## To be done
Every entry below should be printed exactly, without its images.

## Provided data

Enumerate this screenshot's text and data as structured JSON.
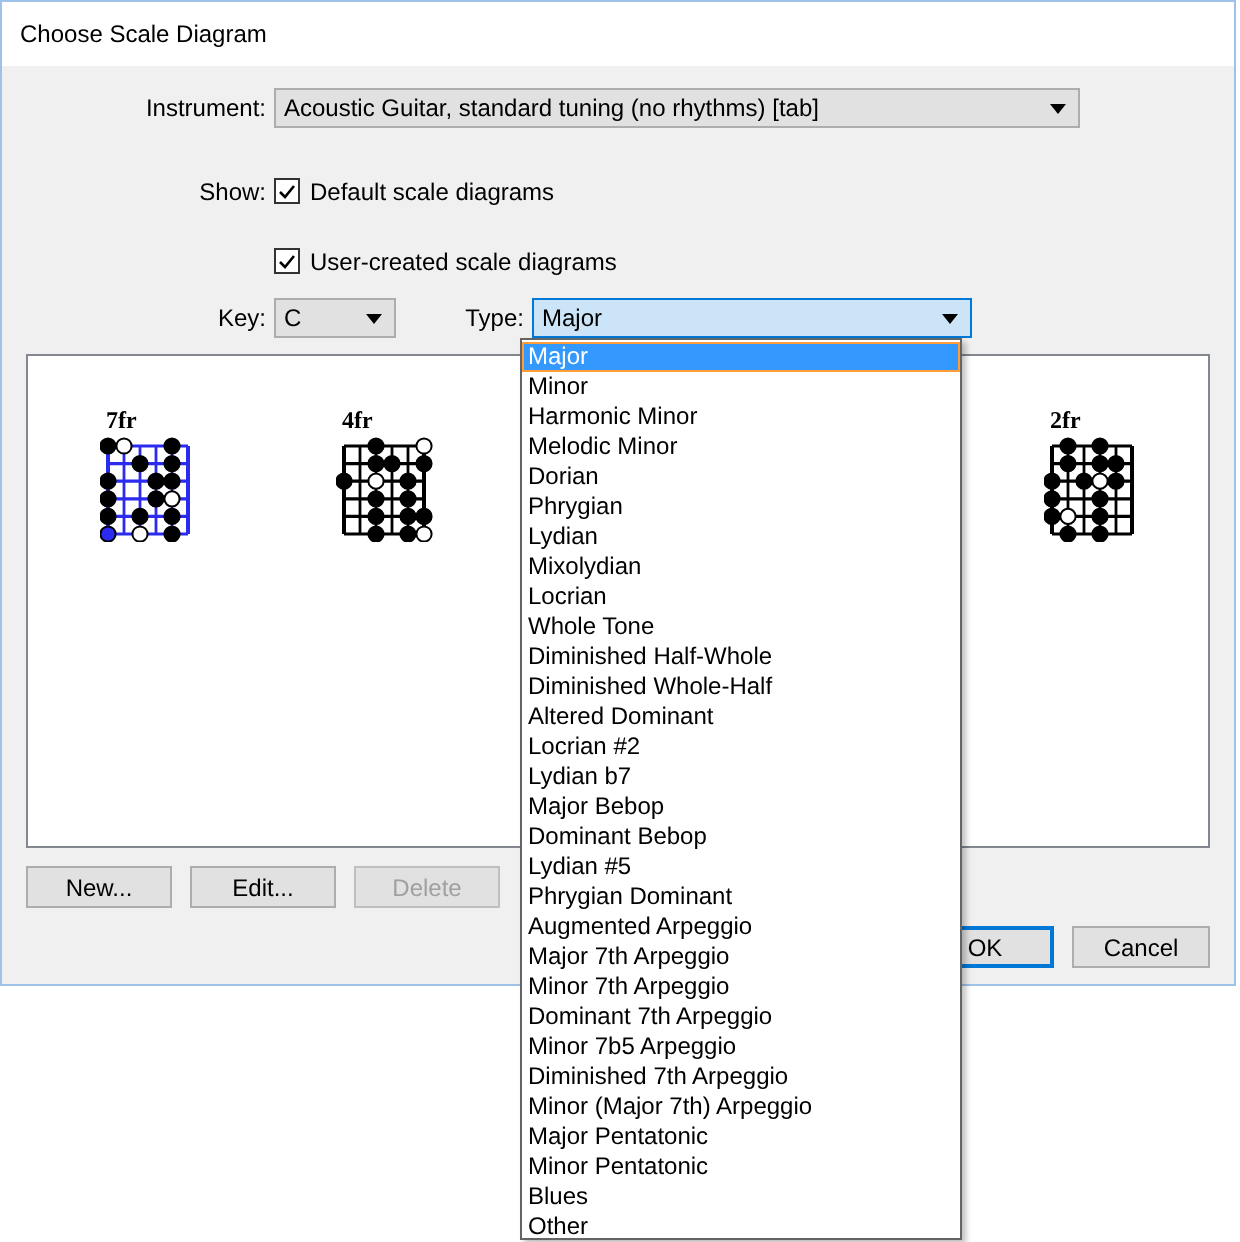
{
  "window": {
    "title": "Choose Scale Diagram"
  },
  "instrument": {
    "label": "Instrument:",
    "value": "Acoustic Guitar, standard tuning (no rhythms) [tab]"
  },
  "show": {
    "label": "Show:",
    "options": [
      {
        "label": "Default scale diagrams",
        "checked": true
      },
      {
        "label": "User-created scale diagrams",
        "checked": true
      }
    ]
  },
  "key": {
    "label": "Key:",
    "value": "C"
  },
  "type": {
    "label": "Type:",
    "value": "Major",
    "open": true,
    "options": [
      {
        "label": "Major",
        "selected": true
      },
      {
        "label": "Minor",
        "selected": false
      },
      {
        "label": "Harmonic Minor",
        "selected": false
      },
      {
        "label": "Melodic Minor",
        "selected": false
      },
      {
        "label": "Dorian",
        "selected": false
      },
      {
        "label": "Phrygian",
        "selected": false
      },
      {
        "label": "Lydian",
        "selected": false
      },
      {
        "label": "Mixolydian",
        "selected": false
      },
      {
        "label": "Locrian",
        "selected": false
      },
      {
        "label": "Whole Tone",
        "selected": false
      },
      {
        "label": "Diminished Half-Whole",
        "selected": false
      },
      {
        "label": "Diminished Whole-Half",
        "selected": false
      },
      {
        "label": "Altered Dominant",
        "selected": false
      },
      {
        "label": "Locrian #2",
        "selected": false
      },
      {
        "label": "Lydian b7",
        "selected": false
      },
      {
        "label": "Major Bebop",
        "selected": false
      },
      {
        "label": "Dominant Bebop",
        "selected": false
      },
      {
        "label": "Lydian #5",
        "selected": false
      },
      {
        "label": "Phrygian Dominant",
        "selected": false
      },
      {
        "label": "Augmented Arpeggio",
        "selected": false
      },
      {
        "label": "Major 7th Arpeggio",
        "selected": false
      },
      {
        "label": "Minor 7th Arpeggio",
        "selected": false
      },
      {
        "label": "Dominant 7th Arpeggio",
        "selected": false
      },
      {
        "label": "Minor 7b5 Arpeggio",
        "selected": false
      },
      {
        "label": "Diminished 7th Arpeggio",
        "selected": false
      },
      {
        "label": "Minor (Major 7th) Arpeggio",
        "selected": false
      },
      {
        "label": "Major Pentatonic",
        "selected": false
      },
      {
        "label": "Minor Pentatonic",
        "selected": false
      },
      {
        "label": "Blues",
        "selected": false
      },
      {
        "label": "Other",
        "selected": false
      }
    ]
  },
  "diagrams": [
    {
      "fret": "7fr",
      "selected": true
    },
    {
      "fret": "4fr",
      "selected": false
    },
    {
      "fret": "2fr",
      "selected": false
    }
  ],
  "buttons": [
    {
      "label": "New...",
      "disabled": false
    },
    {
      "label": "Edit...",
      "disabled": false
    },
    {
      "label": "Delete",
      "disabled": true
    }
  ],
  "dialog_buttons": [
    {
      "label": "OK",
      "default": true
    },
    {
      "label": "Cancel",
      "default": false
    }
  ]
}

## Task output
Enumerate this screenshot's text and data as structured JSON.
{
  "window": {
    "title": "Choose Scale Diagram"
  },
  "instrument": {
    "label": "Instrument:",
    "value": "Acoustic Guitar, standard tuning (no rhythms) [tab]"
  },
  "show": {
    "label": "Show:",
    "options": [
      {
        "label": "Default scale diagrams",
        "checked": true
      },
      {
        "label": "User-created scale diagrams",
        "checked": true
      }
    ]
  },
  "key": {
    "label": "Key:",
    "value": "C"
  },
  "type": {
    "label": "Type:",
    "value": "Major",
    "open": true,
    "options": [
      {
        "label": "Major",
        "selected": true
      },
      {
        "label": "Minor",
        "selected": false
      },
      {
        "label": "Harmonic Minor",
        "selected": false
      },
      {
        "label": "Melodic Minor",
        "selected": false
      },
      {
        "label": "Dorian",
        "selected": false
      },
      {
        "label": "Phrygian",
        "selected": false
      },
      {
        "label": "Lydian",
        "selected": false
      },
      {
        "label": "Mixolydian",
        "selected": false
      },
      {
        "label": "Locrian",
        "selected": false
      },
      {
        "label": "Whole Tone",
        "selected": false
      },
      {
        "label": "Diminished Half-Whole",
        "selected": false
      },
      {
        "label": "Diminished Whole-Half",
        "selected": false
      },
      {
        "label": "Altered Dominant",
        "selected": false
      },
      {
        "label": "Locrian #2",
        "selected": false
      },
      {
        "label": "Lydian b7",
        "selected": false
      },
      {
        "label": "Major Bebop",
        "selected": false
      },
      {
        "label": "Dominant Bebop",
        "selected": false
      },
      {
        "label": "Lydian #5",
        "selected": false
      },
      {
        "label": "Phrygian Dominant",
        "selected": false
      },
      {
        "label": "Augmented Arpeggio",
        "selected": false
      },
      {
        "label": "Major 7th Arpeggio",
        "selected": false
      },
      {
        "label": "Minor 7th Arpeggio",
        "selected": false
      },
      {
        "label": "Dominant 7th Arpeggio",
        "selected": false
      },
      {
        "label": "Minor 7b5 Arpeggio",
        "selected": false
      },
      {
        "label": "Diminished 7th Arpeggio",
        "selected": false
      },
      {
        "label": "Minor (Major 7th) Arpeggio",
        "selected": false
      },
      {
        "label": "Major Pentatonic",
        "selected": false
      },
      {
        "label": "Minor Pentatonic",
        "selected": false
      },
      {
        "label": "Blues",
        "selected": false
      },
      {
        "label": "Other",
        "selected": false
      }
    ]
  },
  "diagrams": [
    {
      "fret": "7fr",
      "selected": true
    },
    {
      "fret": "4fr",
      "selected": false
    },
    {
      "fret": "2fr",
      "selected": false
    }
  ],
  "buttons": [
    {
      "label": "New...",
      "disabled": false
    },
    {
      "label": "Edit...",
      "disabled": false
    },
    {
      "label": "Delete",
      "disabled": true
    }
  ],
  "dialog_buttons": [
    {
      "label": "OK",
      "default": true
    },
    {
      "label": "Cancel",
      "default": false
    }
  ]
}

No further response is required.